■ Material shown

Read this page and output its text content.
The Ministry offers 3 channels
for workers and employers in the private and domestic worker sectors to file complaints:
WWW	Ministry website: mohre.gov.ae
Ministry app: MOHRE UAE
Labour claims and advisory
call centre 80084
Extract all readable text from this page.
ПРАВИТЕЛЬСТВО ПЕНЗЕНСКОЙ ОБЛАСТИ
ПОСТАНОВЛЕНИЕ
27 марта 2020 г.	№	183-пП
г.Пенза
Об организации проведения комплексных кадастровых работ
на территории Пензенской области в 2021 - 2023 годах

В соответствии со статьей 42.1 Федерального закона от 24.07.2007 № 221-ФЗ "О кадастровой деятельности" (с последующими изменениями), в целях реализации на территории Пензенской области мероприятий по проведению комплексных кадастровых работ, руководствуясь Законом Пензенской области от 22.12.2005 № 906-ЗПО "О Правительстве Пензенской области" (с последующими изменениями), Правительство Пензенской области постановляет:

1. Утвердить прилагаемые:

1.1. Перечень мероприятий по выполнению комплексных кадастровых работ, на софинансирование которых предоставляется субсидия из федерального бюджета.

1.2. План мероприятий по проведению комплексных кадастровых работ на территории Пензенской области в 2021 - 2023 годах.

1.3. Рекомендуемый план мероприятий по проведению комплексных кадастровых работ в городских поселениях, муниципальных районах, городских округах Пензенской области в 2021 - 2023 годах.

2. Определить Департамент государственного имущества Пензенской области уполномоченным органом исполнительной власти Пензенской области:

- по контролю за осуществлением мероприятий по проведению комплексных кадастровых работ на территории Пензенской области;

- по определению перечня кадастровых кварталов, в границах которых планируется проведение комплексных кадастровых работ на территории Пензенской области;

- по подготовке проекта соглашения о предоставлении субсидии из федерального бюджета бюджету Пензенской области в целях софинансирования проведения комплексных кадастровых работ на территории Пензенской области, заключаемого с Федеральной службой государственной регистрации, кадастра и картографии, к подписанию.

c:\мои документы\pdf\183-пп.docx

■ Task to complete
The records above need to be transcribed in full. Keep every character unchanged.

■ Task result
Read this page and output its text content.
The Ministry offers 3 channels
for workers and employers in the private and domestic worker sectors to file complaints:
WWW	Ministry website: mohre.gov.ae
Ministry app: MOHRE UAE
Labour claims and advisory
call centre 80084
Extract all readable text from this page.
ПРАВИТЕЛЬСТВО ПЕНЗЕНСКОЙ ОБЛАСТИ
ПОСТАНОВЛЕНИЕ
27 марта 2020 г.	№	183-пП
г.Пенза
Об организации проведения комплексных кадастровых работ
на территории Пензенской области в 2021 - 2023 годах

В соответствии со статьей 42.1 Федерального закона от 24.07.2007 № 221-ФЗ "О кадастровой деятельности" (с последующими изменениями), в целях реализации на территории Пензенской области мероприятий по проведению комплексных кадастровых работ, руководствуясь Законом Пензенской области от 22.12.2005 № 906-ЗПО "О Правительстве Пензенской области" (с последующими изменениями), Правительство Пензенской области постановляет:

1. Утвердить прилагаемые:

1.1. Перечень мероприятий по выполнению комплексных кадастровых работ, на софинансирование которых предоставляется субсидия из федерального бюджета.

1.2. План мероприятий по проведению комплексных кадастровых работ на территории Пензенской области в 2021 - 2023 годах.

1.3. Рекомендуемый план мероприятий по проведению комплексных кадастровых работ в городских поселениях, муниципальных районах, городских округах Пензенской области в 2021 - 2023 годах.

2. Определить Департамент государственного имущества Пензенской области уполномоченным органом исполнительной власти Пензенской области:

- по контролю за осуществлением мероприятий по проведению комплексных кадастровых работ на территории Пензенской области;

- по определению перечня кадастровых кварталов, в границах которых планируется проведение комплексных кадастровых работ на территории Пензенской области;

- по подготовке проекта соглашения о предоставлении субсидии из федерального бюджета бюджету Пензенской области в целях софинансирования проведения комплексных кадастровых работ на территории Пензенской области, заключаемого с Федеральной службой государственной регистрации, кадастра и картографии, к подписанию.

c:\мои документы\pdf\183-пп.docx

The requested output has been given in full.